* **WHAT IS BEING ASKED**: Below is a listing. Gather each line of it that contains "inputs".

* **DATA UNDER STUDY**:
####
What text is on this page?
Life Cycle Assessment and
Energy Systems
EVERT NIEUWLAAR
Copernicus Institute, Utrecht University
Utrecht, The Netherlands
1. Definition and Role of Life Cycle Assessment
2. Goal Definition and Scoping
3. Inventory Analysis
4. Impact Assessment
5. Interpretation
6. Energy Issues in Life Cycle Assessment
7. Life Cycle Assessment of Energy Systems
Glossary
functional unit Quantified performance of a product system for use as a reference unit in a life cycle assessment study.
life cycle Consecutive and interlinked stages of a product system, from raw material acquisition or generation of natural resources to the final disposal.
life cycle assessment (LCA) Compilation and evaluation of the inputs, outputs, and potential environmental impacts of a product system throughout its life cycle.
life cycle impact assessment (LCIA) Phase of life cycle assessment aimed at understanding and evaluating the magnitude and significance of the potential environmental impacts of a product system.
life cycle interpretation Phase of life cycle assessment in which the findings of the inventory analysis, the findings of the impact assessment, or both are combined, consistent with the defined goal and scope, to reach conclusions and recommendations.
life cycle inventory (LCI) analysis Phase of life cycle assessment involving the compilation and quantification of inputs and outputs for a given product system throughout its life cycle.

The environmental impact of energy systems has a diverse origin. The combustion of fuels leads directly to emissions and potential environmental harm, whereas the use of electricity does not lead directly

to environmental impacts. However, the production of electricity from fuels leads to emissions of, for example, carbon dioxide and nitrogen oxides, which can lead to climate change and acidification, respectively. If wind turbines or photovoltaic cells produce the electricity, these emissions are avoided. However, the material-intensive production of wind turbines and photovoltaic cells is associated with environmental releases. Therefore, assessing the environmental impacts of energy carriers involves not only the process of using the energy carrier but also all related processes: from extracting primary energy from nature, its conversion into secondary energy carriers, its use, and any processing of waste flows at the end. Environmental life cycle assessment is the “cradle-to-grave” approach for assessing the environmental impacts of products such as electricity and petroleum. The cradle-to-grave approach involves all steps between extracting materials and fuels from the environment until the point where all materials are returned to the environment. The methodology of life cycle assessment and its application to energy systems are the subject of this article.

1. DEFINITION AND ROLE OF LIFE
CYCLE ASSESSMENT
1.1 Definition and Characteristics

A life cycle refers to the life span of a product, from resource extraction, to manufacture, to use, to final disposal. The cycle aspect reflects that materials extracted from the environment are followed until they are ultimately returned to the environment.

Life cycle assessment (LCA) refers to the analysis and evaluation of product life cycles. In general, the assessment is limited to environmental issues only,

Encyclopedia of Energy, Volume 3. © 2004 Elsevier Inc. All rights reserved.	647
####
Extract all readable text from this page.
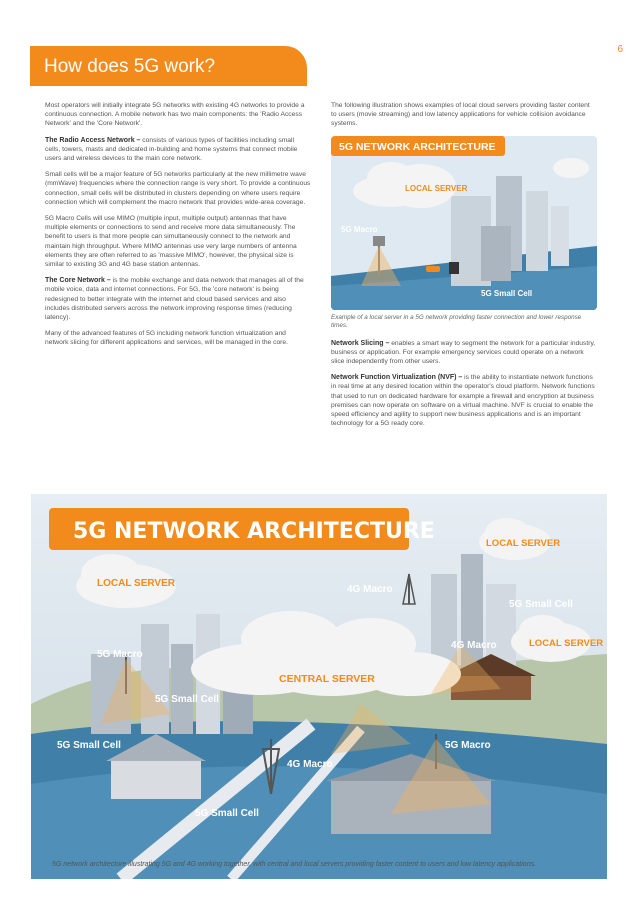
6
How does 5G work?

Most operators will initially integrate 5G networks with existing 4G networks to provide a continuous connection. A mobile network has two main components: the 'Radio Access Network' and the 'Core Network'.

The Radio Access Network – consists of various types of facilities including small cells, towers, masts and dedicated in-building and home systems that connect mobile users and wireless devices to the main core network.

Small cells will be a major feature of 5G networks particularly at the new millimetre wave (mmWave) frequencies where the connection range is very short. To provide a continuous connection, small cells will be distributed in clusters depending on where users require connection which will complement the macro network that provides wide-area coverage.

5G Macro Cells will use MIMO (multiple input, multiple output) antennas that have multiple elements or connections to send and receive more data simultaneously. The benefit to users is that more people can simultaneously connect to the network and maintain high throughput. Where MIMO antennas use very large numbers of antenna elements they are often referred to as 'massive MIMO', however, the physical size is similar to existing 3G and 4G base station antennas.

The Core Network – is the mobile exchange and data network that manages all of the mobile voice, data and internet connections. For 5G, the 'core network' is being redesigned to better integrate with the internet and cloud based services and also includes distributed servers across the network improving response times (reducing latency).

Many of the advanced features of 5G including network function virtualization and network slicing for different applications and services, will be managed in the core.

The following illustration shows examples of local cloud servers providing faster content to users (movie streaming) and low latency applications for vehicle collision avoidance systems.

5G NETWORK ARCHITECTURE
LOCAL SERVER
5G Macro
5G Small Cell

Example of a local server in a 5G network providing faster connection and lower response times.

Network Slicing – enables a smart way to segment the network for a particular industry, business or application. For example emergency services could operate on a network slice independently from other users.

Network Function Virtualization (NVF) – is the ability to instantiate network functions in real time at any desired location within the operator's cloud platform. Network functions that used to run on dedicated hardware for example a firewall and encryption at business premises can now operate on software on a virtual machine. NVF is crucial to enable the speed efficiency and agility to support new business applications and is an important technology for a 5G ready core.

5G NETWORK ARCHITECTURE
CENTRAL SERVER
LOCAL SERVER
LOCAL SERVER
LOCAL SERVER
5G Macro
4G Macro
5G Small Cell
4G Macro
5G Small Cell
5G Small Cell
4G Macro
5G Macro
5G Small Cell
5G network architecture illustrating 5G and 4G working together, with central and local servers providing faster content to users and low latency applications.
####
* **COMPLETED EXERCISE**:
life cycle assessment (LCA) Compilation and evaluation of the inputs, outputs, and potential environmental impacts of a product system throughout its life cycle.
life cycle inventory (LCI) analysis Phase of life cycle assessment involving the compilation and quantification of inputs and outputs for a given product system throughout its life cycle.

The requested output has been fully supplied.